==== TEXT SHOWN
Skip to content, or skip to search.

Skip to content, or skip to search.

Super Bowl Saturday


Hometown Bar-B-Que  

Sunday Night
The Big Game—if you’re not actually going to be at the Big Game …

“There’s a hidden sports bar called Bleecker Heights Tavern (296 Bleecker St., nr. Seventh Ave. S.; 212-675-6157). It’s not a goofy speakeasy—like, you don’t have to knock on the door and give a password—but part of the fun is that you have to know it’s there. It’s upstairs from Five Guys Burgers. You can look out the windows onto Bleecker Street and see all the sports fans ­being insane.” —Raúl ­Esparza, actor

“The Whiskey ­Brooklyn (44 Berry St., nr. N. 11th St., Williamsburg; 718-387-8444) is the perfect kind of sports bar. Go and bug the bartender named Griffin: He makes delicious picklebacks and has a real laid-back attitude; you can talk to him about The Fast and the Furious, which often plays there. The D.J. is also really good—he spins late-nineties R&B and pop. You can run up and be like, ‘Oh my gosh, can you please play Mya, “Case of the Ex”?’ and he’ll usually play it.” —Jessica Williams, Daily Show correspondent

“A classic New York sports bar is Malachy’s (103 W. 72nd St., nr. ­Columbus Ave.; 212-874-4268). It’s not a hip dive bar, it’s just a dive bar—a dive bar that plays sports. It’s one of the few remaining old-school drinking establishments in New York City.” —Michael Chernus, actor

“Kettle of Fish (59 Christopher St., nr. ­Seventh Ave. S.; 212-414-2278) will probably be packed during the Super Bowl. They have TVs all lined up around the bar, a back area with a big TV, and couches. It’s a really friendly place; I’ve never had anybody be mean to me there. And it has arcade games like Ms. Pac-Man, so you can take a breather from the game and go play.” —Jess Weixler, actress

“The most important thing you need in a sports bar is lots of TVs. This place Bounce (55 W. 21st St., nr. Sixth Ave.; 212-675-8007) has them all over. Wherever you turn, there’s another TV. Plus the food is good and the service is great, so you really can’t go wrong.” —Deron ­Williams, Brooklyn Nets point guard

I like a sports bar that doesn’t feel like a sports bar. Warren 77 (77 Warren St., nr. Greenwich St.; 212-227-8994) has a nice atmosphere, but it’s still a perfect setup to check out the game.” —Henrik Lundqvist, New York Rangers goalie

… And a halftime break for dinner.
========
==== DATA SHOWN
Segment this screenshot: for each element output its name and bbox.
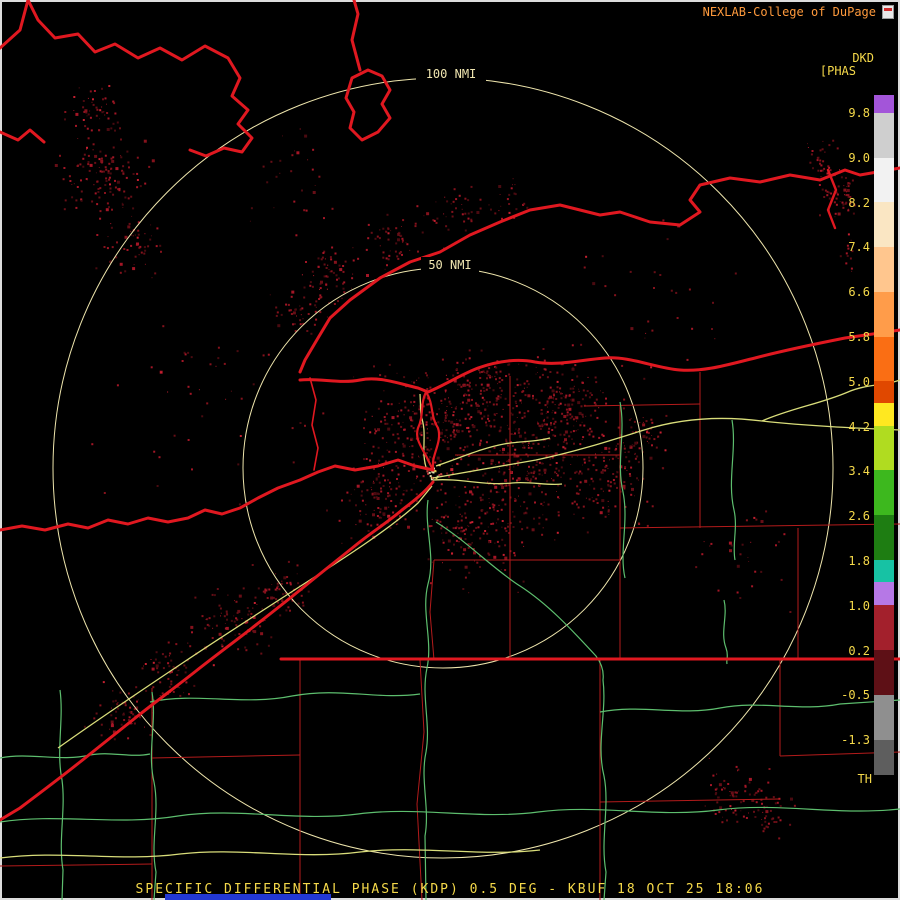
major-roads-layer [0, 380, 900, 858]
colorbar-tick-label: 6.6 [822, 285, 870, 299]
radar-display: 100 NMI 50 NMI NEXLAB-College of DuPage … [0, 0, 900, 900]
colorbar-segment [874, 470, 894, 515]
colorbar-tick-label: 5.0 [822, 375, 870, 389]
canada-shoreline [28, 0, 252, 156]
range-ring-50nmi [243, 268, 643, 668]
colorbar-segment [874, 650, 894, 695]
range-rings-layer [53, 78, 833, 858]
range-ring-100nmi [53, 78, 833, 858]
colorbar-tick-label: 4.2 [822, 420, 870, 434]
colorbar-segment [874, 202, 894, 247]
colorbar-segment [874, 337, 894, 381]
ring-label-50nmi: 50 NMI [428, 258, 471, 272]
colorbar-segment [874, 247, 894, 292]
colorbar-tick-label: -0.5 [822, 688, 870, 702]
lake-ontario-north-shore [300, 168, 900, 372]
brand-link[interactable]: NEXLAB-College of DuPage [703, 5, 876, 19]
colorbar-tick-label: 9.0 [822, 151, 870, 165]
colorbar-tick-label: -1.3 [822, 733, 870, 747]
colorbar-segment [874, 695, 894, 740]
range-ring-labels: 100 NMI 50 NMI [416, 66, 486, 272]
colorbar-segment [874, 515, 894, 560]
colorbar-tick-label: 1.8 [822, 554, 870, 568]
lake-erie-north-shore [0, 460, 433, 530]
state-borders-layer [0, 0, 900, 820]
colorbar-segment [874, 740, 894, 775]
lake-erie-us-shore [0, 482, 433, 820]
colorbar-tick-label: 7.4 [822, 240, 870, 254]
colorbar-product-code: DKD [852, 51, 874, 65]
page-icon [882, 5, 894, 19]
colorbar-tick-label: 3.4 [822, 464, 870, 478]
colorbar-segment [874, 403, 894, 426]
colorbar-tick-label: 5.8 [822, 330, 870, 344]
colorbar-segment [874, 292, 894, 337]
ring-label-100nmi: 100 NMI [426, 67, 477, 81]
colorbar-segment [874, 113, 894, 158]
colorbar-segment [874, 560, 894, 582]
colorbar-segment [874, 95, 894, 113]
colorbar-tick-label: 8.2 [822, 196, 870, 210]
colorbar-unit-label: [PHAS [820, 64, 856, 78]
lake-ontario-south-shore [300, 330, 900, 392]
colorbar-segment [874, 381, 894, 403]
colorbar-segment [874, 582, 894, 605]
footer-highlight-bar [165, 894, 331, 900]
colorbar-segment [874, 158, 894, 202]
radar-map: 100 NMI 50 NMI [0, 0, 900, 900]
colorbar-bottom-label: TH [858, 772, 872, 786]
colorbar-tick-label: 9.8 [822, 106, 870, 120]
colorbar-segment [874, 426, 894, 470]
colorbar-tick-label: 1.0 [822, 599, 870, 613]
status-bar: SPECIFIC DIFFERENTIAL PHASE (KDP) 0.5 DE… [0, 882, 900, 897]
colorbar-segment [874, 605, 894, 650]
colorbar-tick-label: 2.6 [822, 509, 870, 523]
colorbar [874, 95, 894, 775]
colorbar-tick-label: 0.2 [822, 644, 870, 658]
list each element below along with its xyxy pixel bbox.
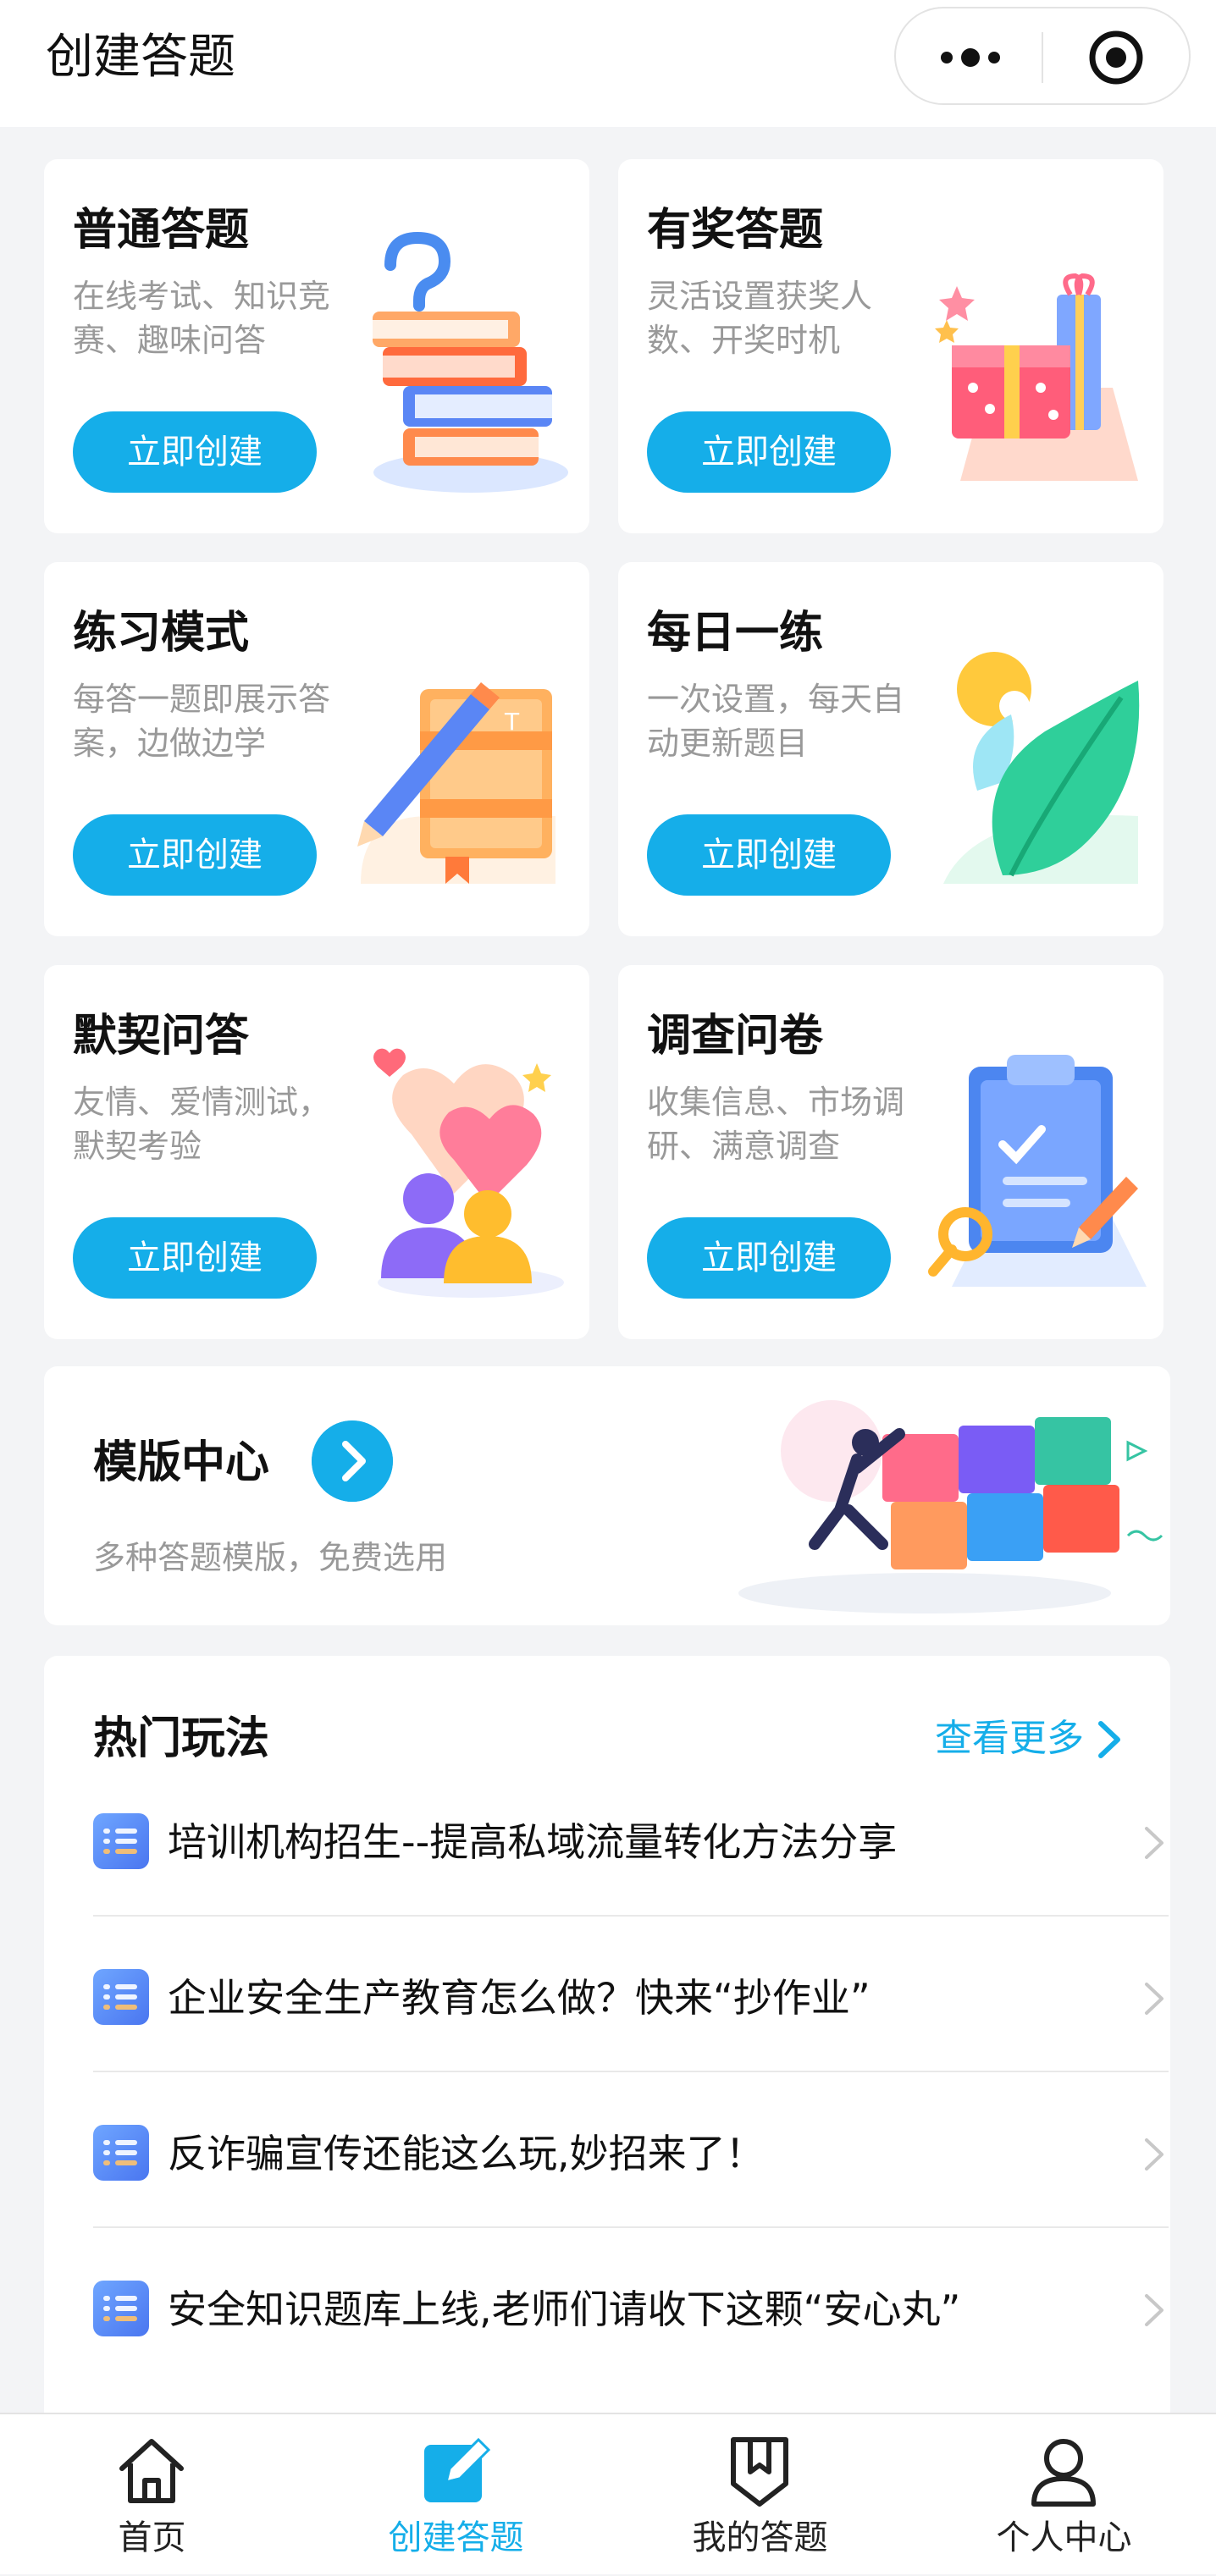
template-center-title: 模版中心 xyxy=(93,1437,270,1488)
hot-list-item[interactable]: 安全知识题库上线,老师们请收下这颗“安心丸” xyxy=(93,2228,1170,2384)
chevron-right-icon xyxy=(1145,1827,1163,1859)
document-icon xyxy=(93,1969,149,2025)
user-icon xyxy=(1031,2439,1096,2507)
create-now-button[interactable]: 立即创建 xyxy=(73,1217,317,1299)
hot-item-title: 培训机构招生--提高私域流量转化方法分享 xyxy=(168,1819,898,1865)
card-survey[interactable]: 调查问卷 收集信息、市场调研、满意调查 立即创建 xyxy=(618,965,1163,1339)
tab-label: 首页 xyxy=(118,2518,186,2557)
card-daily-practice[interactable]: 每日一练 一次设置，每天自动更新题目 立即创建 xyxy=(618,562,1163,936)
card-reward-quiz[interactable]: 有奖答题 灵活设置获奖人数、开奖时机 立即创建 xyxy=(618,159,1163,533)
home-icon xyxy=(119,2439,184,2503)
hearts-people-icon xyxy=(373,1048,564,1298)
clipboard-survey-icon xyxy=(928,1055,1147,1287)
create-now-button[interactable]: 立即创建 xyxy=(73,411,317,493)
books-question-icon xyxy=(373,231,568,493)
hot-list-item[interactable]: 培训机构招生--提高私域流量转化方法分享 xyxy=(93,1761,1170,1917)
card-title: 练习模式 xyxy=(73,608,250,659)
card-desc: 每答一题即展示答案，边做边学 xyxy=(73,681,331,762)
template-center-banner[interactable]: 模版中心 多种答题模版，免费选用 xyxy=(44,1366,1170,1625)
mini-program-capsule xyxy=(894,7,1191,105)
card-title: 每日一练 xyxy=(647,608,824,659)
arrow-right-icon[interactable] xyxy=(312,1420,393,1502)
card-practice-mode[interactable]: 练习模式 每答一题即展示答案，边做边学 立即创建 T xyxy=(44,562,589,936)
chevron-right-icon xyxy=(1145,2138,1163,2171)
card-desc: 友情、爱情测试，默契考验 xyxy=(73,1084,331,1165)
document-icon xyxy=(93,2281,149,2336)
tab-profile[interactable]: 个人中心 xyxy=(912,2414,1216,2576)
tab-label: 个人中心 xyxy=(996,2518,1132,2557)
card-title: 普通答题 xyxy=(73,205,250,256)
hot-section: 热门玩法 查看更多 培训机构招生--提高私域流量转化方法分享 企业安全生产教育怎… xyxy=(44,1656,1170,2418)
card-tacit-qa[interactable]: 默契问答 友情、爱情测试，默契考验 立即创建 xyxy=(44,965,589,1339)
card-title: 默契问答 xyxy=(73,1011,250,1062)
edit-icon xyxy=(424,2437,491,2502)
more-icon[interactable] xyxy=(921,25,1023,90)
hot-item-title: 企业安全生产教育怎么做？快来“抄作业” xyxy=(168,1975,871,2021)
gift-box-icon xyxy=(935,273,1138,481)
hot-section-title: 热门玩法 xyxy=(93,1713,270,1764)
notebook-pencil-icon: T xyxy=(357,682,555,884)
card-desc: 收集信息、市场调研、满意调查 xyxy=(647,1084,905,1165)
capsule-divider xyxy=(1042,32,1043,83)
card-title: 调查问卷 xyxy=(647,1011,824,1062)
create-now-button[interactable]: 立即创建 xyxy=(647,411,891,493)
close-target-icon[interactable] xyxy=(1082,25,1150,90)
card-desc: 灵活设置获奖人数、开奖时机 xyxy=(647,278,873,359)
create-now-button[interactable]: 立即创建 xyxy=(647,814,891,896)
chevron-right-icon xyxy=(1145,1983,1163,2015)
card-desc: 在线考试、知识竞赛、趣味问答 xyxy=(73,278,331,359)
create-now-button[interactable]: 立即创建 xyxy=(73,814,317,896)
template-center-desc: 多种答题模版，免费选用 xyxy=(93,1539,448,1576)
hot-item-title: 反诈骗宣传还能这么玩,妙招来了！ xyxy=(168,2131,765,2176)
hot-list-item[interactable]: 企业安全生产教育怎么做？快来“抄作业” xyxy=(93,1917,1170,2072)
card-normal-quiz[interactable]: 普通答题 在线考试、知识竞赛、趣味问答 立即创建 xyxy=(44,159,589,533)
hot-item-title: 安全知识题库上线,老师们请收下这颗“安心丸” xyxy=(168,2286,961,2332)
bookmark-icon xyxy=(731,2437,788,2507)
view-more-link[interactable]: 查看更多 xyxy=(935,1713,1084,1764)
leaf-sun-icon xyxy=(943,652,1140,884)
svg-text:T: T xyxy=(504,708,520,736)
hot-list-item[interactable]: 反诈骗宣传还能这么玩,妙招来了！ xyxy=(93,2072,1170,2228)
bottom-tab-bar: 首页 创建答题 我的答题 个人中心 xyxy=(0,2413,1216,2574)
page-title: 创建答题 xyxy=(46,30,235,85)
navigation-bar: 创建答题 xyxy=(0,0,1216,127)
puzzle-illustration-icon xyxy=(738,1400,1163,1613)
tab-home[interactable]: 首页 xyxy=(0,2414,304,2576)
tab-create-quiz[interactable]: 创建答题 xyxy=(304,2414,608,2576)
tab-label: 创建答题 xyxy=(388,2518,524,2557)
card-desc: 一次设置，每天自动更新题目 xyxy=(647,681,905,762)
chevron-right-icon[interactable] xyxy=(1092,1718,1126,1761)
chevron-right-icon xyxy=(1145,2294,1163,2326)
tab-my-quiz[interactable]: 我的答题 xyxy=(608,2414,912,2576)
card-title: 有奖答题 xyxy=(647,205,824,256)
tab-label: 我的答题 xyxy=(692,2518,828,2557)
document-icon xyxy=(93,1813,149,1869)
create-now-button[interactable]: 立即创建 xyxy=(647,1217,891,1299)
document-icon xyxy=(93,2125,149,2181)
========
** WHAT TO WORK ON **
In the sports bar recommendations, which bar is located upstairs from Five Guys Burgers?

** TASK RESPONSE **
Bleecker Heights Tavern